» Extracted entries
########################################
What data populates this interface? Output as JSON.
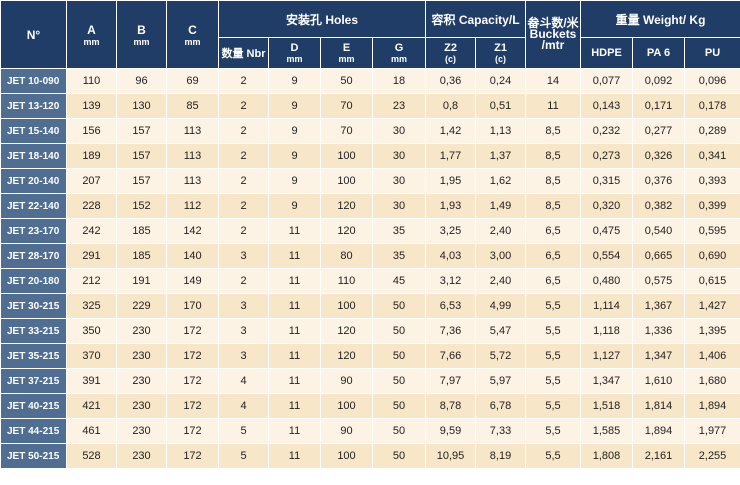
{
  "headers": {
    "no": "N°",
    "a": "A",
    "b": "B",
    "c": "C",
    "mm": "mm",
    "holes": "安装孔 Holes",
    "capacity": "容积 Capacity/L",
    "buckets": "畚斗数/米 Buckets /mtr",
    "weight": "重量 Weight/ Kg",
    "nbr": "数量 Nbr",
    "d": "D",
    "e": "E",
    "g": "G",
    "z2": "Z2",
    "z1": "Z1",
    "c_note": "(c)",
    "hdpe": "HDPE",
    "pa6": "PA 6",
    "pu": "PU"
  },
  "rows": [
    {
      "model": "JET 10-090",
      "a": "110",
      "b": "96",
      "c": "69",
      "nbr": "2",
      "d": "9",
      "e": "50",
      "g": "18",
      "z2": "0,36",
      "z1": "0,24",
      "buckets": "14",
      "hdpe": "0,077",
      "pa6": "0,092",
      "pu": "0,096"
    },
    {
      "model": "JET 13-120",
      "a": "139",
      "b": "130",
      "c": "85",
      "nbr": "2",
      "d": "9",
      "e": "70",
      "g": "23",
      "z2": "0,8",
      "z1": "0,51",
      "buckets": "11",
      "hdpe": "0,143",
      "pa6": "0,171",
      "pu": "0,178"
    },
    {
      "model": "JET 15-140",
      "a": "156",
      "b": "157",
      "c": "113",
      "nbr": "2",
      "d": "9",
      "e": "70",
      "g": "30",
      "z2": "1,42",
      "z1": "1,13",
      "buckets": "8,5",
      "hdpe": "0,232",
      "pa6": "0,277",
      "pu": "0,289"
    },
    {
      "model": "JET 18-140",
      "a": "189",
      "b": "157",
      "c": "113",
      "nbr": "2",
      "d": "9",
      "e": "100",
      "g": "30",
      "z2": "1,77",
      "z1": "1,37",
      "buckets": "8,5",
      "hdpe": "0,273",
      "pa6": "0,326",
      "pu": "0,341"
    },
    {
      "model": "JET 20-140",
      "a": "207",
      "b": "157",
      "c": "113",
      "nbr": "2",
      "d": "9",
      "e": "100",
      "g": "30",
      "z2": "1,95",
      "z1": "1,62",
      "buckets": "8,5",
      "hdpe": "0,315",
      "pa6": "0,376",
      "pu": "0,393"
    },
    {
      "model": "JET 22-140",
      "a": "228",
      "b": "152",
      "c": "112",
      "nbr": "2",
      "d": "9",
      "e": "120",
      "g": "30",
      "z2": "1,93",
      "z1": "1,49",
      "buckets": "8,5",
      "hdpe": "0,320",
      "pa6": "0,382",
      "pu": "0,399"
    },
    {
      "model": "JET 23-170",
      "a": "242",
      "b": "185",
      "c": "142",
      "nbr": "2",
      "d": "11",
      "e": "120",
      "g": "35",
      "z2": "3,25",
      "z1": "2,40",
      "buckets": "6,5",
      "hdpe": "0,475",
      "pa6": "0,540",
      "pu": "0,595"
    },
    {
      "model": "JET 28-170",
      "a": "291",
      "b": "185",
      "c": "140",
      "nbr": "3",
      "d": "11",
      "e": "80",
      "g": "35",
      "z2": "4,03",
      "z1": "3,00",
      "buckets": "6,5",
      "hdpe": "0,554",
      "pa6": "0,665",
      "pu": "0,690"
    },
    {
      "model": "JET 20-180",
      "a": "212",
      "b": "191",
      "c": "149",
      "nbr": "2",
      "d": "11",
      "e": "110",
      "g": "45",
      "z2": "3,12",
      "z1": "2,40",
      "buckets": "6,5",
      "hdpe": "0,480",
      "pa6": "0,575",
      "pu": "0,615"
    },
    {
      "model": "JET 30-215",
      "a": "325",
      "b": "229",
      "c": "170",
      "nbr": "3",
      "d": "11",
      "e": "100",
      "g": "50",
      "z2": "6,53",
      "z1": "4,99",
      "buckets": "5,5",
      "hdpe": "1,114",
      "pa6": "1,367",
      "pu": "1,427"
    },
    {
      "model": "JET 33-215",
      "a": "350",
      "b": "230",
      "c": "172",
      "nbr": "3",
      "d": "11",
      "e": "120",
      "g": "50",
      "z2": "7,36",
      "z1": "5,47",
      "buckets": "5,5",
      "hdpe": "1,118",
      "pa6": "1,336",
      "pu": "1,395"
    },
    {
      "model": "JET 35-215",
      "a": "370",
      "b": "230",
      "c": "172",
      "nbr": "3",
      "d": "11",
      "e": "120",
      "g": "50",
      "z2": "7,66",
      "z1": "5,72",
      "buckets": "5,5",
      "hdpe": "1,127",
      "pa6": "1,347",
      "pu": "1,406"
    },
    {
      "model": "JET 37-215",
      "a": "391",
      "b": "230",
      "c": "172",
      "nbr": "4",
      "d": "11",
      "e": "90",
      "g": "50",
      "z2": "7,97",
      "z1": "5,97",
      "buckets": "5,5",
      "hdpe": "1,347",
      "pa6": "1,610",
      "pu": "1,680"
    },
    {
      "model": "JET 40-215",
      "a": "421",
      "b": "230",
      "c": "172",
      "nbr": "4",
      "d": "11",
      "e": "100",
      "g": "50",
      "z2": "8,78",
      "z1": "6,78",
      "buckets": "5,5",
      "hdpe": "1,518",
      "pa6": "1,814",
      "pu": "1,894"
    },
    {
      "model": "JET 44-215",
      "a": "461",
      "b": "230",
      "c": "172",
      "nbr": "5",
      "d": "11",
      "e": "90",
      "g": "50",
      "z2": "9,59",
      "z1": "7,33",
      "buckets": "5,5",
      "hdpe": "1,585",
      "pa6": "1,894",
      "pu": "1,977"
    },
    {
      "model": "JET 50-215",
      "a": "528",
      "b": "230",
      "c": "172",
      "nbr": "5",
      "d": "11",
      "e": "100",
      "g": "50",
      "z2": "10,95",
      "z1": "8,19",
      "buckets": "5,5",
      "hdpe": "1,808",
      "pa6": "2,161",
      "pu": "2,255"
    }
  ]
}
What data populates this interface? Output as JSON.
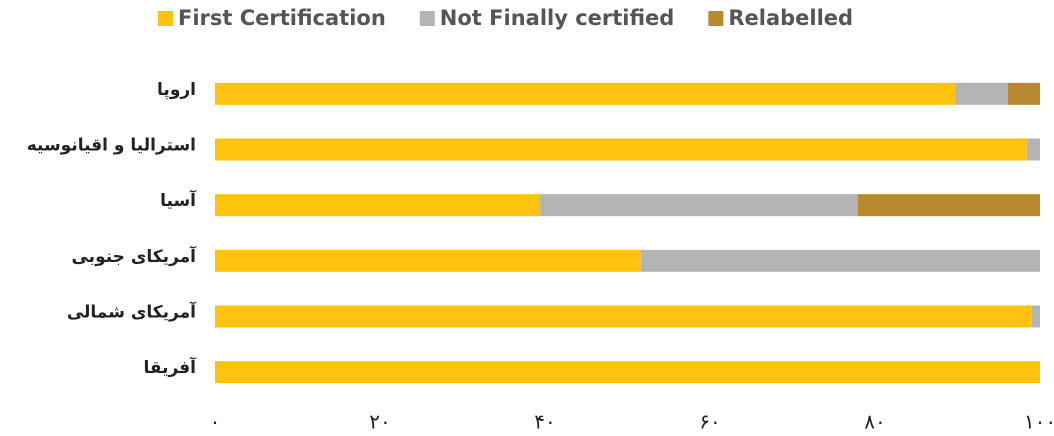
########################################
» Set exercise
Restate each entry word for word, leaving out any pictures.

» Result of this task
What data populates this interface? Output as JSON.
{
  "headers": {
    "no": "N°",
    "a": "A",
    "b": "B",
    "c": "C",
    "mm": "mm",
    "holes": "安装孔 Holes",
    "capacity": "容积 Capacity/L",
    "buckets": "畚斗数/米 Buckets /mtr",
    "weight": "重量 Weight/ Kg",
    "nbr": "数量 Nbr",
    "d": "D",
    "e": "E",
    "g": "G",
    "z2": "Z2",
    "z1": "Z1",
    "c_note": "(c)",
    "hdpe": "HDPE",
    "pa6": "PA 6",
    "pu": "PU"
  },
  "rows": [
    {
      "model": "JET 10-090",
      "a": "110",
      "b": "96",
      "c": "69",
      "nbr": "2",
      "d": "9",
      "e": "50",
      "g": "18",
      "z2": "0,36",
      "z1": "0,24",
      "buckets": "14",
      "hdpe": "0,077",
      "pa6": "0,092",
      "pu": "0,096"
    },
    {
      "model": "JET 13-120",
      "a": "139",
      "b": "130",
      "c": "85",
      "nbr": "2",
      "d": "9",
      "e": "70",
      "g": "23",
      "z2": "0,8",
      "z1": "0,51",
      "buckets": "11",
      "hdpe": "0,143",
      "pa6": "0,171",
      "pu": "0,178"
    },
    {
      "model": "JET 15-140",
      "a": "156",
      "b": "157",
      "c": "113",
      "nbr": "2",
      "d": "9",
      "e": "70",
      "g": "30",
      "z2": "1,42",
      "z1": "1,13",
      "buckets": "8,5",
      "hdpe": "0,232",
      "pa6": "0,277",
      "pu": "0,289"
    },
    {
      "model": "JET 18-140",
      "a": "189",
      "b": "157",
      "c": "113",
      "nbr": "2",
      "d": "9",
      "e": "100",
      "g": "30",
      "z2": "1,77",
      "z1": "1,37",
      "buckets": "8,5",
      "hdpe": "0,273",
      "pa6": "0,326",
      "pu": "0,341"
    },
    {
      "model": "JET 20-140",
      "a": "207",
      "b": "157",
      "c": "113",
      "nbr": "2",
      "d": "9",
      "e": "100",
      "g": "30",
      "z2": "1,95",
      "z1": "1,62",
      "buckets": "8,5",
      "hdpe": "0,315",
      "pa6": "0,376",
      "pu": "0,393"
    },
    {
      "model": "JET 22-140",
      "a": "228",
      "b": "152",
      "c": "112",
      "nbr": "2",
      "d": "9",
      "e": "120",
      "g": "30",
      "z2": "1,93",
      "z1": "1,49",
      "buckets": "8,5",
      "hdpe": "0,320",
      "pa6": "0,382",
      "pu": "0,399"
    },
    {
      "model": "JET 23-170",
      "a": "242",
      "b": "185",
      "c": "142",
      "nbr": "2",
      "d": "11",
      "e": "120",
      "g": "35",
      "z2": "3,25",
      "z1": "2,40",
      "buckets": "6,5",
      "hdpe": "0,475",
      "pa6": "0,540",
      "pu": "0,595"
    },
    {
      "model": "JET 28-170",
      "a": "291",
      "b": "185",
      "c": "140",
      "nbr": "3",
      "d": "11",
      "e": "80",
      "g": "35",
      "z2": "4,03",
      "z1": "3,00",
      "buckets": "6,5",
      "hdpe": "0,554",
      "pa6": "0,665",
      "pu": "0,690"
    },
    {
      "model": "JET 20-180",
      "a": "212",
      "b": "191",
      "c": "149",
      "nbr": "2",
      "d": "11",
      "e": "110",
      "g": "45",
      "z2": "3,12",
      "z1": "2,40",
      "buckets": "6,5",
      "hdpe": "0,480",
      "pa6": "0,575",
      "pu": "0,615"
    },
    {
      "model": "JET 30-215",
      "a": "325",
      "b": "229",
      "c": "170",
      "nbr": "3",
      "d": "11",
      "e": "100",
      "g": "50",
      "z2": "6,53",
      "z1": "4,99",
      "buckets": "5,5",
      "hdpe": "1,114",
      "pa6": "1,367",
      "pu": "1,427"
    },
    {
      "model": "JET 33-215",
      "a": "350",
      "b": "230",
      "c": "172",
      "nbr": "3",
      "d": "11",
      "e": "120",
      "g": "50",
      "z2": "7,36",
      "z1": "5,47",
      "buckets": "5,5",
      "hdpe": "1,118",
      "pa6": "1,336",
      "pu": "1,395"
    },
    {
      "model": "JET 35-215",
      "a": "370",
      "b": "230",
      "c": "172",
      "nbr": "3",
      "d": "11",
      "e": "120",
      "g": "50",
      "z2": "7,66",
      "z1": "5,72",
      "buckets": "5,5",
      "hdpe": "1,127",
      "pa6": "1,347",
      "pu": "1,406"
    },
    {
      "model": "JET 37-215",
      "a": "391",
      "b": "230",
      "c": "172",
      "nbr": "4",
      "d": "11",
      "e": "90",
      "g": "50",
      "z2": "7,97",
      "z1": "5,97",
      "buckets": "5,5",
      "hdpe": "1,347",
      "pa6": "1,610",
      "pu": "1,680"
    },
    {
      "model": "JET 40-215",
      "a": "421",
      "b": "230",
      "c": "172",
      "nbr": "4",
      "d": "11",
      "e": "100",
      "g": "50",
      "z2": "8,78",
      "z1": "6,78",
      "buckets": "5,5",
      "hdpe": "1,518",
      "pa6": "1,814",
      "pu": "1,894"
    },
    {
      "model": "JET 44-215",
      "a": "461",
      "b": "230",
      "c": "172",
      "nbr": "5",
      "d": "11",
      "e": "90",
      "g": "50",
      "z2": "9,59",
      "z1": "7,33",
      "buckets": "5,5",
      "hdpe": "1,585",
      "pa6": "1,894",
      "pu": "1,977"
    },
    {
      "model": "JET 50-215",
      "a": "528",
      "b": "230",
      "c": "172",
      "nbr": "5",
      "d": "11",
      "e": "100",
      "g": "50",
      "z2": "10,95",
      "z1": "8,19",
      "buckets": "5,5",
      "hdpe": "1,808",
      "pa6": "2,161",
      "pu": "2,255"
    }
  ]
}
What data populates this interface? Output as JSON.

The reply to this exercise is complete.